* Exercise brief
Pictures stay out of the copy; restate everything else in the material exactly.

::::::::

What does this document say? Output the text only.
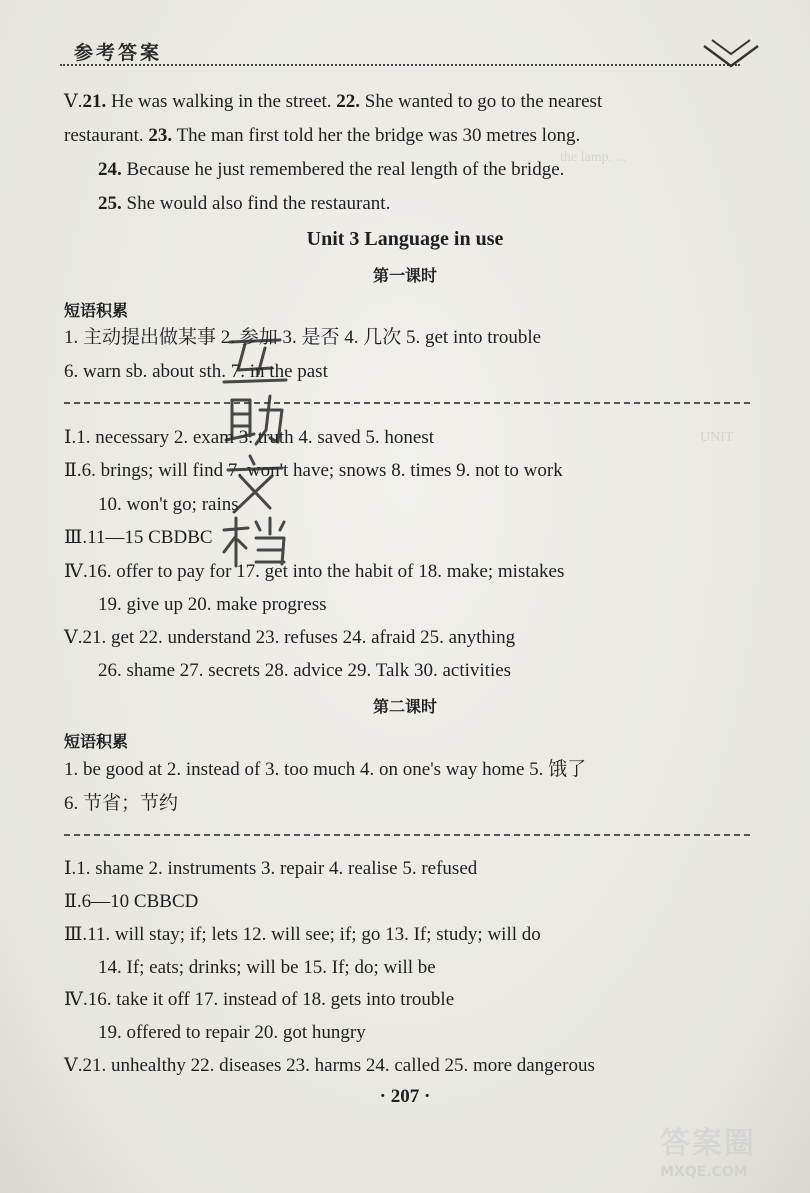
the lamp. ...
UNIT
参考答案
Ⅴ.21. He was walking in the street. 22. She wanted to go to the nearest
restaurant. 23. The man first told her the bridge was 30 metres long.
24. Because he just remembered the real length of the bridge.
25. She would also find the restaurant.
Unit 3 Language in use
第一课时
短语积累
1. 主动提出做某事 2. 参加 3. 是否 4. 几次 5. get into trouble
6. warn sb. about sth. 7. in the past
Ⅰ.1. necessary 2. exam 3. truth 4. saved 5. honest
Ⅱ.6. brings; will find 7. won't have; snows 8. times 9. not to work
10. won't go; rains
Ⅲ.11—15 CBDBC
Ⅳ.16. offer to pay for 17. get into the habit of 18. make; mistakes
19. give up 20. make progress
Ⅴ.21. get 22. understand 23. refuses 24. afraid 25. anything
26. shame 27. secrets 28. advice 29. Talk 30. activities
第二课时
短语积累
1. be good at 2. instead of 3. too much 4. on one's way home 5. 饿了
6. 节省；节约
Ⅰ.1. shame 2. instruments 3. repair 4. realise 5. refused
Ⅱ.6—10 CBBCD
Ⅲ.11. will stay; if; lets 12. will see; if; go 13. If; study; will do
14. If; eats; drinks; will be 15. If; do; will be
Ⅳ.16. take it off 17. instead of 18. gets into trouble
19. offered to repair 20. got hungry
Ⅴ.21. unhealthy 22. diseases 23. harms 24. called 25. more dangerous
· 207 ·
答案圈
MXQE.COM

::::::::

* Output for this exercise
What does this document say? Output the text only.
the lamp. ...
UNIT
参考答案
Ⅴ.21. He was walking in the street. 22. She wanted to go to the nearest
restaurant. 23. The man first told her the bridge was 30 metres long.
24. Because he just remembered the real length of the bridge.
25. She would also find the restaurant.
Unit 3 Language in use
第一课时
短语积累
1. 主动提出做某事 2. 参加 3. 是否 4. 几次 5. get into trouble
6. warn sb. about sth. 7. in the past
Ⅰ.1. necessary 2. exam 3. truth 4. saved 5. honest
Ⅱ.6. brings; will find 7. won't have; snows 8. times 9. not to work
10. won't go; rains
Ⅲ.11—15 CBDBC
Ⅳ.16. offer to pay for 17. get into the habit of 18. make; mistakes
19. give up 20. make progress
Ⅴ.21. get 22. understand 23. refuses 24. afraid 25. anything
26. shame 27. secrets 28. advice 29. Talk 30. activities
第二课时
短语积累
1. be good at 2. instead of 3. too much 4. on one's way home 5. 饿了
6. 节省；节约
Ⅰ.1. shame 2. instruments 3. repair 4. realise 5. refused
Ⅱ.6—10 CBBCD
Ⅲ.11. will stay; if; lets 12. will see; if; go 13. If; study; will do
14. If; eats; drinks; will be 15. If; do; will be
Ⅳ.16. take it off 17. instead of 18. gets into trouble
19. offered to repair 20. got hungry
Ⅴ.21. unhealthy 22. diseases 23. harms 24. called 25. more dangerous
· 207 ·
答案圈
MXQE.COM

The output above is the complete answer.